CHALLENGE: Send back the entries below exactly as they appear.

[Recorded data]
○ ○ ○ ○ ○

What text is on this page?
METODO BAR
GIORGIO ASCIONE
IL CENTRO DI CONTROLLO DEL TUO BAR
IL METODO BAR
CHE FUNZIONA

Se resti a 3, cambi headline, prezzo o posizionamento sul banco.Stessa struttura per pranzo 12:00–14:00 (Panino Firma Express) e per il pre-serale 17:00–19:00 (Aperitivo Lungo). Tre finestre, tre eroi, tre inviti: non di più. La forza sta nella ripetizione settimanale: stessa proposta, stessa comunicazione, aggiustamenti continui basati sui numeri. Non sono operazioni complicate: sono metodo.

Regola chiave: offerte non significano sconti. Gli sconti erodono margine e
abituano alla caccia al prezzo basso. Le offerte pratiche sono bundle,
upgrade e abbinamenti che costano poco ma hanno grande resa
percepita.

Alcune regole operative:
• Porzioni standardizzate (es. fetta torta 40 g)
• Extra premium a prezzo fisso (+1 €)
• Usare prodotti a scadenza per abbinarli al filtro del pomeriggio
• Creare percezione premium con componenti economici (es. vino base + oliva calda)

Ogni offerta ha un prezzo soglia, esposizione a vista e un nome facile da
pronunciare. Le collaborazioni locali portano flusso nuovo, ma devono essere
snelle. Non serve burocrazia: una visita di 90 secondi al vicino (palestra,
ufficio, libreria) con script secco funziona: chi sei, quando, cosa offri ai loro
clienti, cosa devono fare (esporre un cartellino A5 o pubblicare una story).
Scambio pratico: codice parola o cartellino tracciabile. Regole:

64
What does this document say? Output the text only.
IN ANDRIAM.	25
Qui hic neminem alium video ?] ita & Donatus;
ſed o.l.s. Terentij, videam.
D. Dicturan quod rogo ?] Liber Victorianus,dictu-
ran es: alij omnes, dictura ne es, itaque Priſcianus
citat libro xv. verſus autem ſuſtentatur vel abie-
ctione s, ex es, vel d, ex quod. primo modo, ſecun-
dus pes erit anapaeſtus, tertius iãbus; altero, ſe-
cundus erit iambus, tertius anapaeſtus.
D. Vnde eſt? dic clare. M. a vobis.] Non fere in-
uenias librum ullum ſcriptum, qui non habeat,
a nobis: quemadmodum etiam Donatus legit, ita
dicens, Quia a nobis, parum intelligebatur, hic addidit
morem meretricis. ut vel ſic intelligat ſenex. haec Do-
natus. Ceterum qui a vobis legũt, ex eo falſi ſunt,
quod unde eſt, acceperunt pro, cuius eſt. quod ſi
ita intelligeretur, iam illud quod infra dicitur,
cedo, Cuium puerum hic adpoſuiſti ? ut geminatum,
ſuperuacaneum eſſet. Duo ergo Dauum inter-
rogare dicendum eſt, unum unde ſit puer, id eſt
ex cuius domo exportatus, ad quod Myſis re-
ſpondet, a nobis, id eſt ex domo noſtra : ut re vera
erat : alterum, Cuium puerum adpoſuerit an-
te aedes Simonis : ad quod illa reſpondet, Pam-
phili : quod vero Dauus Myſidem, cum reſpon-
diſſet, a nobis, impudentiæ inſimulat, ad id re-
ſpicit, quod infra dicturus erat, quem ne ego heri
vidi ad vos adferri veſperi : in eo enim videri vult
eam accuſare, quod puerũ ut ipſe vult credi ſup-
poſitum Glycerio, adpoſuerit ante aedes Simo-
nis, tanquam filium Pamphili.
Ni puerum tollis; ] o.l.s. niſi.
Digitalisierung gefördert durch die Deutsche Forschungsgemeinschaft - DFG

○ ○ ○ ○ ○

OUTPUT:
What text is on this page?
METODO BAR
GIORGIO ASCIONE
IL CENTRO DI CONTROLLO DEL TUO BAR
IL METODO BAR
CHE FUNZIONA

Se resti a 3, cambi headline, prezzo o posizionamento sul banco.Stessa struttura per pranzo 12:00–14:00 (Panino Firma Express) e per il pre-serale 17:00–19:00 (Aperitivo Lungo). Tre finestre, tre eroi, tre inviti: non di più. La forza sta nella ripetizione settimanale: stessa proposta, stessa comunicazione, aggiustamenti continui basati sui numeri. Non sono operazioni complicate: sono metodo.

Regola chiave: offerte non significano sconti. Gli sconti erodono margine e
abituano alla caccia al prezzo basso. Le offerte pratiche sono bundle,
upgrade e abbinamenti che costano poco ma hanno grande resa
percepita.

Alcune regole operative:
• Porzioni standardizzate (es. fetta torta 40 g)
• Extra premium a prezzo fisso (+1 €)
• Usare prodotti a scadenza per abbinarli al filtro del pomeriggio
• Creare percezione premium con componenti economici (es. vino base + oliva calda)

Ogni offerta ha un prezzo soglia, esposizione a vista e un nome facile da
pronunciare. Le collaborazioni locali portano flusso nuovo, ma devono essere
snelle. Non serve burocrazia: una visita di 90 secondi al vicino (palestra,
ufficio, libreria) con script secco funziona: chi sei, quando, cosa offri ai loro
clienti, cosa devono fare (esporre un cartellino A5 o pubblicare una story).
Scambio pratico: codice parola o cartellino tracciabile. Regole:

64
What does this document say? Output the text only.
IN ANDRIAM.	25
Qui hic neminem alium video ?] ita & Donatus;
ſed o.l.s. Terentij, videam.
D. Dicturan quod rogo ?] Liber Victorianus,dictu-
ran es: alij omnes, dictura ne es, itaque Priſcianus
citat libro xv. verſus autem ſuſtentatur vel abie-
ctione s, ex es, vel d, ex quod. primo modo, ſecun-
dus pes erit anapaeſtus, tertius iãbus; altero, ſe-
cundus erit iambus, tertius anapaeſtus.
D. Vnde eſt? dic clare. M. a vobis.] Non fere in-
uenias librum ullum ſcriptum, qui non habeat,
a nobis: quemadmodum etiam Donatus legit, ita
dicens, Quia a nobis, parum intelligebatur, hic addidit
morem meretricis. ut vel ſic intelligat ſenex. haec Do-
natus. Ceterum qui a vobis legũt, ex eo falſi ſunt,
quod unde eſt, acceperunt pro, cuius eſt. quod ſi
ita intelligeretur, iam illud quod infra dicitur,
cedo, Cuium puerum hic adpoſuiſti ? ut geminatum,
ſuperuacaneum eſſet. Duo ergo Dauum inter-
rogare dicendum eſt, unum unde ſit puer, id eſt
ex cuius domo exportatus, ad quod Myſis re-
ſpondet, a nobis, id eſt ex domo noſtra : ut re vera
erat : alterum, Cuium puerum adpoſuerit an-
te aedes Simonis : ad quod illa reſpondet, Pam-
phili : quod vero Dauus Myſidem, cum reſpon-
diſſet, a nobis, impudentiæ inſimulat, ad id re-
ſpicit, quod infra dicturus erat, quem ne ego heri
vidi ad vos adferri veſperi : in eo enim videri vult
eam accuſare, quod puerũ ut ipſe vult credi ſup-
poſitum Glycerio, adpoſuerit ante aedes Simo-
nis, tanquam filium Pamphili.
Ni puerum tollis; ] o.l.s. niſi.
Digitalisierung gefördert durch die Deutsche Forschungsgemeinschaft - DFG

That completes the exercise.